▶ Objective:
Pick out each line with the word "subtitle" from the material that follows.

Data records
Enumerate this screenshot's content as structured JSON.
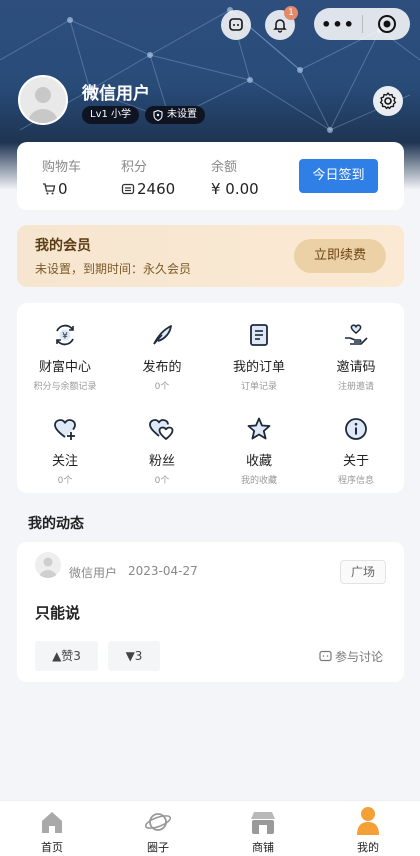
{
  "header": {
    "notification_count": "1",
    "capsule_dots": "•••",
    "username": "微信用户",
    "level_tag": "Lv1 小学",
    "verify_tag": "未设置"
  },
  "stats": {
    "cart": {
      "label": "购物车",
      "value": "0"
    },
    "points": {
      "label": "积分",
      "value": "2460"
    },
    "balance": {
      "label": "余额",
      "value": "¥ 0.00"
    },
    "signin_label": "今日签到"
  },
  "member": {
    "title": "我的会员",
    "subtitle": "未设置，到期时间：永久会员",
    "renew_label": "立即续费"
  },
  "grid": [
    {
      "title": "财富中心",
      "sub": "积分与余额记录",
      "icon": "wealth-icon"
    },
    {
      "title": "发布的",
      "sub": "0个",
      "icon": "feather-icon"
    },
    {
      "title": "我的订单",
      "sub": "订单记录",
      "icon": "order-icon"
    },
    {
      "title": "邀请码",
      "sub": "注册邀请",
      "icon": "invite-icon"
    },
    {
      "title": "关注",
      "sub": "0个",
      "icon": "heart-plus-icon"
    },
    {
      "title": "粉丝",
      "sub": "0个",
      "icon": "hearts-icon"
    },
    {
      "title": "收藏",
      "sub": "我的收藏",
      "icon": "star-icon"
    },
    {
      "title": "关于",
      "sub": "程序信息",
      "icon": "info-icon"
    }
  ],
  "feed": {
    "section_title": "我的动态",
    "post": {
      "author": "微信用户",
      "date": "2023-04-27",
      "category": "广场",
      "content": "只能说",
      "upvote": "▲赞3",
      "downvote": "▼3",
      "discuss_label": "参与讨论"
    }
  },
  "tabbar": [
    {
      "label": "首页",
      "icon": "home-icon"
    },
    {
      "label": "圈子",
      "icon": "planet-icon"
    },
    {
      "label": "商铺",
      "icon": "shop-icon"
    },
    {
      "label": "我的",
      "icon": "profile-icon"
    }
  ],
  "colors": {
    "accent": "#2f7fe6",
    "member_bg": "#f7e6cf",
    "active_tab": "#f5a036"
  }
}
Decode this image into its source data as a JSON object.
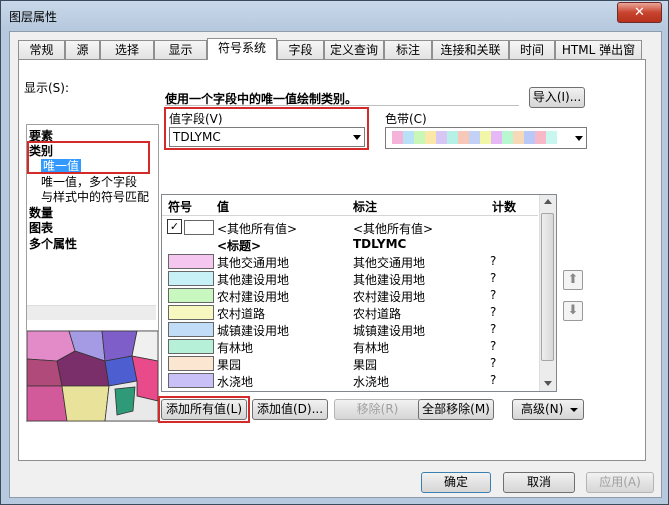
{
  "window": {
    "title": "图层属性",
    "close_label": "✕"
  },
  "tabs": [
    "常规",
    "源",
    "选择",
    "显示",
    "符号系统",
    "字段",
    "定义查询",
    "标注",
    "连接和关联",
    "时间",
    "HTML 弹出窗口"
  ],
  "active_tab": "符号系统",
  "show_label": "显示(S):",
  "tree": {
    "items": [
      "要素",
      "类别",
      "唯一值",
      "唯一值，多个字段",
      "与样式中的符号匹配",
      "数量",
      "图表",
      "多个属性"
    ]
  },
  "description": "使用一个字段中的唯一值绘制类别。",
  "import_button": "导入(I)...",
  "value_field": {
    "label": "值字段(V)",
    "value": "TDLYMC"
  },
  "color_ramp": {
    "label": "色带(C)",
    "colors": [
      "#f5b3d9",
      "#b8e0f7",
      "#c9f7b8",
      "#fbe7a8",
      "#d7c7f5",
      "#b7f0e6",
      "#f7c7b8",
      "#c3d1f7",
      "#f2f7a8",
      "#e7b8f7",
      "#b8f7cf",
      "#f7d9b8",
      "#b8c9f7",
      "#f7b8c8",
      "#c8f7f0"
    ]
  },
  "table": {
    "headers": {
      "symbol": "符号",
      "value": "值",
      "label": "标注",
      "count": "计数"
    },
    "other_row": {
      "value": "<其他所有值>",
      "label": "<其他所有值>"
    },
    "heading_row": {
      "value": "<标题>",
      "label": "TDLYMC"
    },
    "rows": [
      {
        "value": "其他交通用地",
        "label": "其他交通用地",
        "count": "?",
        "color": "#f5c7f0"
      },
      {
        "value": "其他建设用地",
        "label": "其他建设用地",
        "count": "?",
        "color": "#c8f0f7"
      },
      {
        "value": "农村建设用地",
        "label": "农村建设用地",
        "count": "?",
        "color": "#c9f7c0"
      },
      {
        "value": "农村道路",
        "label": "农村道路",
        "count": "?",
        "color": "#f7f7c0"
      },
      {
        "value": "城镇建设用地",
        "label": "城镇建设用地",
        "count": "?",
        "color": "#c0dcf7"
      },
      {
        "value": "有林地",
        "label": "有林地",
        "count": "?",
        "color": "#b7f0d8"
      },
      {
        "value": "果园",
        "label": "果园",
        "count": "?",
        "color": "#fbe6d2"
      },
      {
        "value": "水浇地",
        "label": "水浇地",
        "count": "?",
        "color": "#c8c0f7"
      }
    ]
  },
  "actions": {
    "add_all": "添加所有值(L)",
    "add": "添加值(D)...",
    "remove": "移除(R)",
    "remove_all": "全部移除(M)",
    "advanced": "高级(N)"
  },
  "footer": {
    "ok": "确定",
    "cancel": "取消",
    "apply": "应用(A)"
  },
  "highlight_color": "#d42a2a"
}
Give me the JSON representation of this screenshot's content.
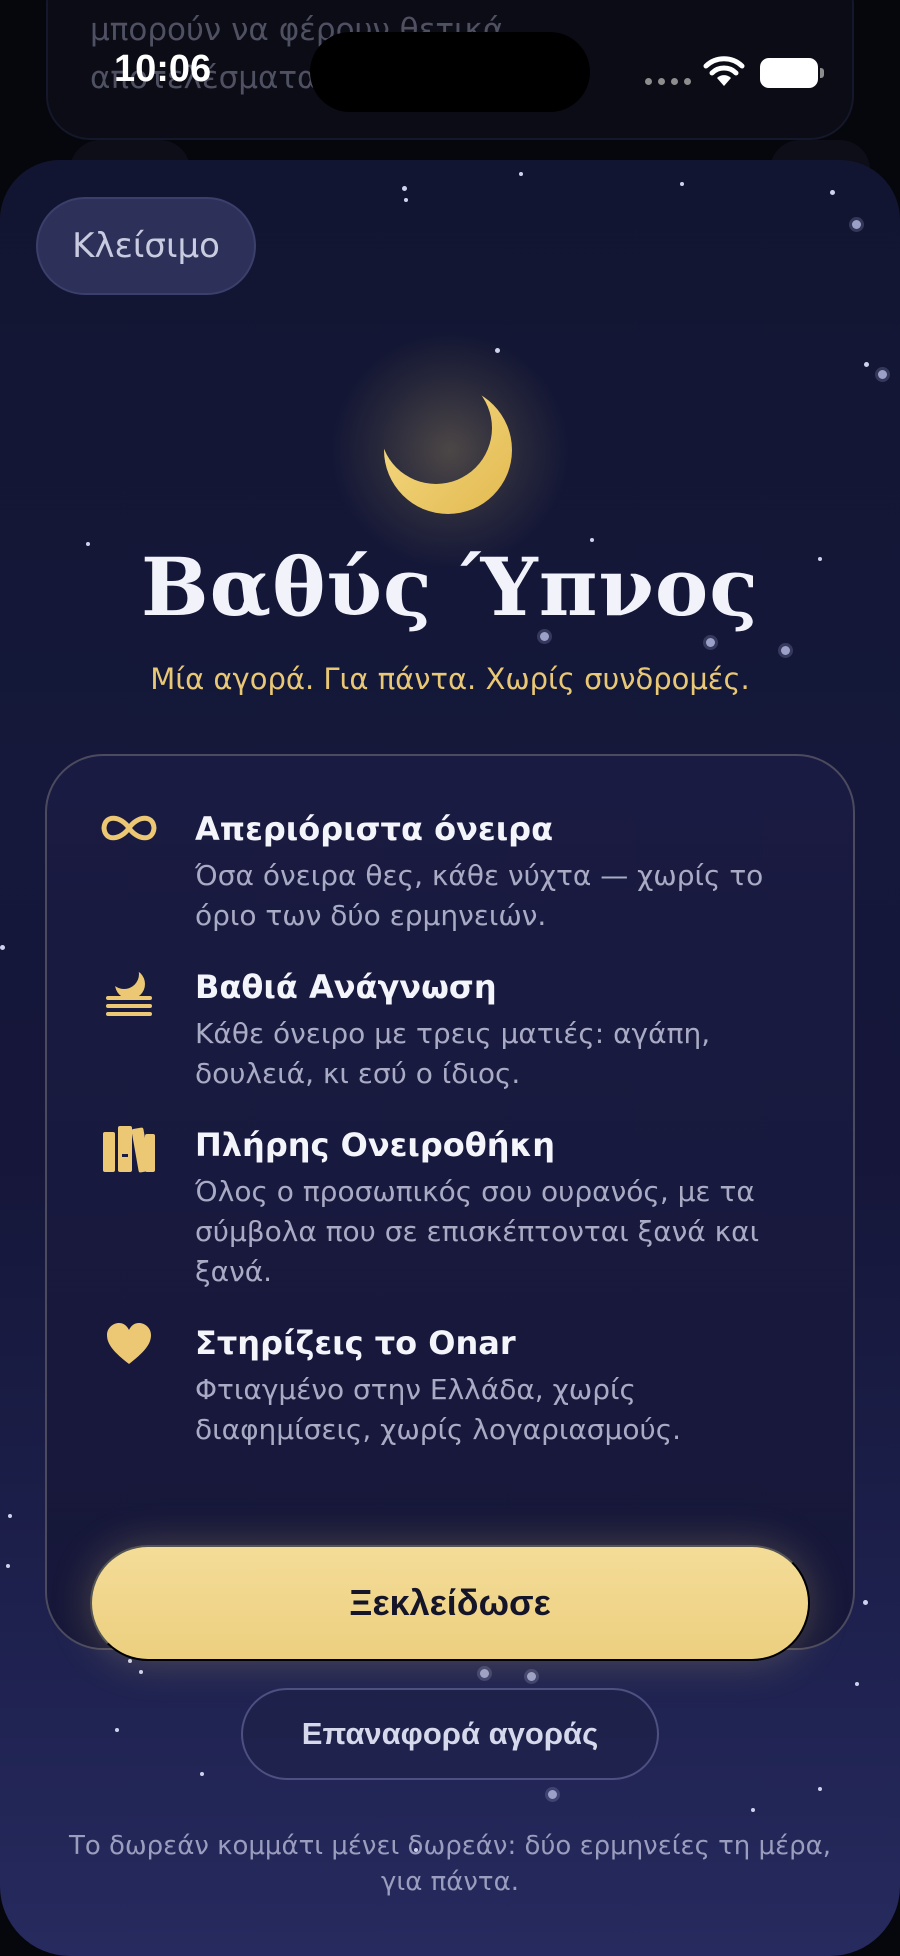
{
  "background": {
    "text": "μπορούν να φέρουν θετικά αποτελέσματα"
  },
  "status_bar": {
    "time": "10:06"
  },
  "sheet": {
    "close_label": "Κλείσιμο",
    "moon_icon": "crescent-moon-icon",
    "title": "Βαθύς Ύπνος",
    "subtitle": "Μία αγορά. Για πάντα. Χωρίς συνδρομές.",
    "features": [
      {
        "icon": "infinity-icon",
        "heading": "Απεριόριστα όνειρα",
        "description": "Όσα όνειρα θες, κάθε νύχτα — χωρίς το όριο των δύο ερμηνειών."
      },
      {
        "icon": "moon-haze-icon",
        "heading": "Βαθιά Ανάγνωση",
        "description": "Κάθε όνειρο με τρεις ματιές: αγάπη, δουλειά, κι εσύ ο ίδιος."
      },
      {
        "icon": "books-icon",
        "heading": "Πλήρης Ονειροθήκη",
        "description": "Όλος ο προσωπικός σου ουρανός, με τα σύμβολα που σε επισκέπτονται ξανά και ξανά."
      },
      {
        "icon": "heart-icon",
        "heading": "Στηρίζεις το Onar",
        "description": "Φτιαγμένο στην Ελλάδα, χωρίς διαφημίσεις, χωρίς λογαριασμούς."
      }
    ],
    "unlock_label": "Ξεκλείδωσε",
    "restore_label": "Επαναφορά αγοράς",
    "footer": "Το δωρεάν κομμάτι μένει δωρεάν: δύο ερμηνείες τη μέρα, για πάντα."
  },
  "colors": {
    "accent_gold": "#ECCF7F",
    "sheet_top": "#121531",
    "sheet_bottom": "#262A5E"
  }
}
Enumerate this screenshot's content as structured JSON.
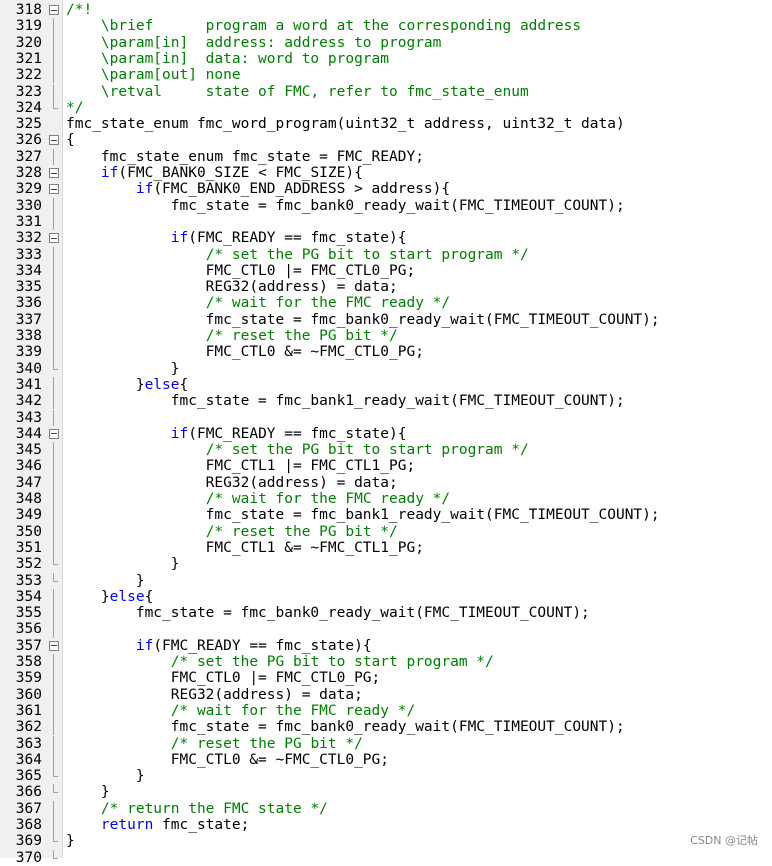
{
  "editor": {
    "lines": [
      {
        "n": "318",
        "fold": "box",
        "segs": [
          {
            "t": "/*!",
            "c": "comment"
          }
        ]
      },
      {
        "n": "319",
        "fold": "vline",
        "segs": [
          {
            "t": "    \\brief      program a word at the corresponding address",
            "c": "comment"
          }
        ]
      },
      {
        "n": "320",
        "fold": "vline",
        "segs": [
          {
            "t": "    \\param[in]  address: address to program",
            "c": "comment"
          }
        ]
      },
      {
        "n": "321",
        "fold": "vline",
        "segs": [
          {
            "t": "    \\param[in]  data: word to program",
            "c": "comment"
          }
        ]
      },
      {
        "n": "322",
        "fold": "vline",
        "segs": [
          {
            "t": "    \\param[out] none",
            "c": "comment"
          }
        ]
      },
      {
        "n": "323",
        "fold": "vline",
        "segs": [
          {
            "t": "    \\retval     state of FMC, refer to fmc_state_enum",
            "c": "comment"
          }
        ]
      },
      {
        "n": "324",
        "fold": "end",
        "segs": [
          {
            "t": "*/",
            "c": "comment"
          }
        ]
      },
      {
        "n": "325",
        "fold": "none",
        "segs": [
          {
            "t": "fmc_state_enum fmc_word_program(uint32_t address, uint32_t data)",
            "c": "plain"
          }
        ]
      },
      {
        "n": "326",
        "fold": "box",
        "segs": [
          {
            "t": "{",
            "c": "plain"
          }
        ]
      },
      {
        "n": "327",
        "fold": "vline",
        "segs": [
          {
            "t": "    fmc_state_enum fmc_state = FMC_READY;",
            "c": "plain"
          }
        ]
      },
      {
        "n": "328",
        "fold": "box",
        "segs": [
          {
            "t": "    ",
            "c": "plain"
          },
          {
            "t": "if",
            "c": "keyword"
          },
          {
            "t": "(FMC_BANK0_SIZE < FMC_SIZE){",
            "c": "plain"
          }
        ]
      },
      {
        "n": "329",
        "fold": "box",
        "segs": [
          {
            "t": "        ",
            "c": "plain"
          },
          {
            "t": "if",
            "c": "keyword"
          },
          {
            "t": "(FMC_BANK0_END_ADDRESS > address){",
            "c": "plain"
          }
        ]
      },
      {
        "n": "330",
        "fold": "vline",
        "segs": [
          {
            "t": "            fmc_state = fmc_bank0_ready_wait(FMC_TIMEOUT_COUNT);",
            "c": "plain"
          }
        ]
      },
      {
        "n": "331",
        "fold": "vline",
        "segs": [
          {
            "t": "",
            "c": "plain"
          }
        ]
      },
      {
        "n": "332",
        "fold": "box",
        "segs": [
          {
            "t": "            ",
            "c": "plain"
          },
          {
            "t": "if",
            "c": "keyword"
          },
          {
            "t": "(FMC_READY == fmc_state){",
            "c": "plain"
          }
        ]
      },
      {
        "n": "333",
        "fold": "vline",
        "segs": [
          {
            "t": "                ",
            "c": "plain"
          },
          {
            "t": "/* set the PG bit to start program */",
            "c": "comment"
          }
        ]
      },
      {
        "n": "334",
        "fold": "vline",
        "segs": [
          {
            "t": "                FMC_CTL0 |= FMC_CTL0_PG;",
            "c": "plain"
          }
        ]
      },
      {
        "n": "335",
        "fold": "vline",
        "segs": [
          {
            "t": "                REG32(address) = data;",
            "c": "plain"
          }
        ]
      },
      {
        "n": "336",
        "fold": "vline",
        "segs": [
          {
            "t": "                ",
            "c": "plain"
          },
          {
            "t": "/* wait for the FMC ready */",
            "c": "comment"
          }
        ]
      },
      {
        "n": "337",
        "fold": "vline",
        "segs": [
          {
            "t": "                fmc_state = fmc_bank0_ready_wait(FMC_TIMEOUT_COUNT);",
            "c": "plain"
          }
        ]
      },
      {
        "n": "338",
        "fold": "vline",
        "segs": [
          {
            "t": "                ",
            "c": "plain"
          },
          {
            "t": "/* reset the PG bit */",
            "c": "comment"
          }
        ]
      },
      {
        "n": "339",
        "fold": "vline",
        "segs": [
          {
            "t": "                FMC_CTL0 &= ~FMC_CTL0_PG;",
            "c": "plain"
          }
        ]
      },
      {
        "n": "340",
        "fold": "end",
        "segs": [
          {
            "t": "            }",
            "c": "plain"
          }
        ]
      },
      {
        "n": "341",
        "fold": "vline",
        "segs": [
          {
            "t": "        }",
            "c": "plain"
          },
          {
            "t": "else",
            "c": "keyword"
          },
          {
            "t": "{",
            "c": "plain"
          }
        ]
      },
      {
        "n": "342",
        "fold": "vline",
        "segs": [
          {
            "t": "            fmc_state = fmc_bank1_ready_wait(FMC_TIMEOUT_COUNT);",
            "c": "plain"
          }
        ]
      },
      {
        "n": "343",
        "fold": "vline",
        "segs": [
          {
            "t": "",
            "c": "plain"
          }
        ]
      },
      {
        "n": "344",
        "fold": "box",
        "segs": [
          {
            "t": "            ",
            "c": "plain"
          },
          {
            "t": "if",
            "c": "keyword"
          },
          {
            "t": "(FMC_READY == fmc_state){",
            "c": "plain"
          }
        ]
      },
      {
        "n": "345",
        "fold": "vline",
        "segs": [
          {
            "t": "                ",
            "c": "plain"
          },
          {
            "t": "/* set the PG bit to start program */",
            "c": "comment"
          }
        ]
      },
      {
        "n": "346",
        "fold": "vline",
        "segs": [
          {
            "t": "                FMC_CTL1 |= FMC_CTL1_PG;",
            "c": "plain"
          }
        ]
      },
      {
        "n": "347",
        "fold": "vline",
        "segs": [
          {
            "t": "                REG32(address) = data;",
            "c": "plain"
          }
        ]
      },
      {
        "n": "348",
        "fold": "vline",
        "segs": [
          {
            "t": "                ",
            "c": "plain"
          },
          {
            "t": "/* wait for the FMC ready */",
            "c": "comment"
          }
        ]
      },
      {
        "n": "349",
        "fold": "vline",
        "segs": [
          {
            "t": "                fmc_state = fmc_bank1_ready_wait(FMC_TIMEOUT_COUNT);",
            "c": "plain"
          }
        ]
      },
      {
        "n": "350",
        "fold": "vline",
        "segs": [
          {
            "t": "                ",
            "c": "plain"
          },
          {
            "t": "/* reset the PG bit */",
            "c": "comment"
          }
        ]
      },
      {
        "n": "351",
        "fold": "vline",
        "segs": [
          {
            "t": "                FMC_CTL1 &= ~FMC_CTL1_PG;",
            "c": "plain"
          }
        ]
      },
      {
        "n": "352",
        "fold": "end",
        "segs": [
          {
            "t": "            }",
            "c": "plain"
          }
        ]
      },
      {
        "n": "353",
        "fold": "end",
        "segs": [
          {
            "t": "        }",
            "c": "plain"
          }
        ]
      },
      {
        "n": "354",
        "fold": "vline",
        "segs": [
          {
            "t": "    }",
            "c": "plain"
          },
          {
            "t": "else",
            "c": "keyword"
          },
          {
            "t": "{",
            "c": "plain"
          }
        ]
      },
      {
        "n": "355",
        "fold": "vline",
        "segs": [
          {
            "t": "        fmc_state = fmc_bank0_ready_wait(FMC_TIMEOUT_COUNT);",
            "c": "plain"
          }
        ]
      },
      {
        "n": "356",
        "fold": "vline",
        "segs": [
          {
            "t": "",
            "c": "plain"
          }
        ]
      },
      {
        "n": "357",
        "fold": "box",
        "segs": [
          {
            "t": "        ",
            "c": "plain"
          },
          {
            "t": "if",
            "c": "keyword"
          },
          {
            "t": "(FMC_READY == fmc_state){",
            "c": "plain"
          }
        ]
      },
      {
        "n": "358",
        "fold": "vline",
        "segs": [
          {
            "t": "            ",
            "c": "plain"
          },
          {
            "t": "/* set the PG bit to start program */",
            "c": "comment"
          }
        ]
      },
      {
        "n": "359",
        "fold": "vline",
        "segs": [
          {
            "t": "            FMC_CTL0 |= FMC_CTL0_PG;",
            "c": "plain"
          }
        ]
      },
      {
        "n": "360",
        "fold": "vline",
        "segs": [
          {
            "t": "            REG32(address) = data;",
            "c": "plain"
          }
        ]
      },
      {
        "n": "361",
        "fold": "vline",
        "segs": [
          {
            "t": "            ",
            "c": "plain"
          },
          {
            "t": "/* wait for the FMC ready */",
            "c": "comment"
          }
        ]
      },
      {
        "n": "362",
        "fold": "vline",
        "segs": [
          {
            "t": "            fmc_state = fmc_bank0_ready_wait(FMC_TIMEOUT_COUNT);",
            "c": "plain"
          }
        ]
      },
      {
        "n": "363",
        "fold": "vline",
        "segs": [
          {
            "t": "            ",
            "c": "plain"
          },
          {
            "t": "/* reset the PG bit */",
            "c": "comment"
          }
        ]
      },
      {
        "n": "364",
        "fold": "vline",
        "segs": [
          {
            "t": "            FMC_CTL0 &= ~FMC_CTL0_PG;",
            "c": "plain"
          }
        ]
      },
      {
        "n": "365",
        "fold": "end",
        "segs": [
          {
            "t": "        }",
            "c": "plain"
          }
        ]
      },
      {
        "n": "366",
        "fold": "end",
        "segs": [
          {
            "t": "    }",
            "c": "plain"
          }
        ]
      },
      {
        "n": "367",
        "fold": "vline",
        "segs": [
          {
            "t": "    ",
            "c": "plain"
          },
          {
            "t": "/* return the FMC state */",
            "c": "comment"
          }
        ]
      },
      {
        "n": "368",
        "fold": "vline",
        "segs": [
          {
            "t": "    ",
            "c": "plain"
          },
          {
            "t": "return",
            "c": "keyword"
          },
          {
            "t": " fmc_state;",
            "c": "plain"
          }
        ]
      },
      {
        "n": "369",
        "fold": "end",
        "segs": [
          {
            "t": "}",
            "c": "plain"
          }
        ]
      },
      {
        "n": "370",
        "fold": "end",
        "segs": [
          {
            "t": "",
            "c": "plain"
          }
        ]
      }
    ]
  },
  "watermark": "CSDN @记帖",
  "colors": {
    "comment": "#008000",
    "keyword": "#0000ff",
    "plain": "#000000"
  }
}
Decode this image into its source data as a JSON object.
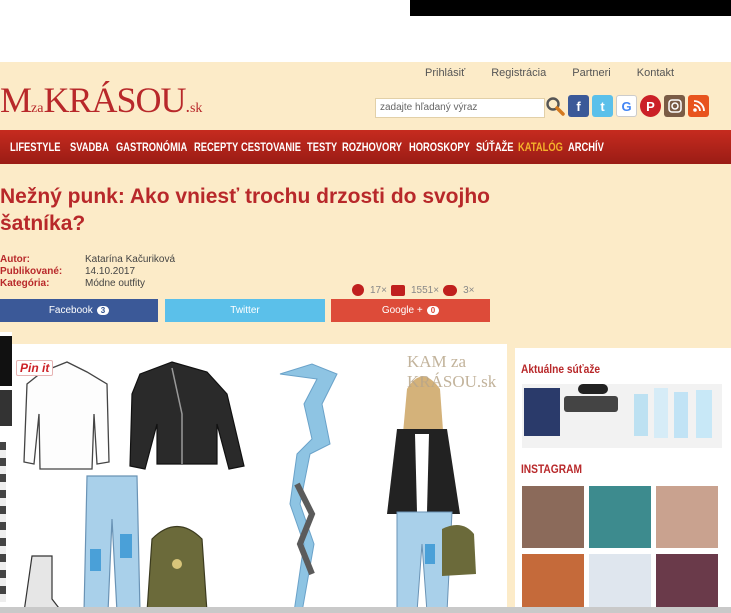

▶ Written response:
    "subtitle": "未设置，到期时间：永久会员",
    "subtitle": "Μία αγορά. Για πάντα. Χωρίς συνδρομές.",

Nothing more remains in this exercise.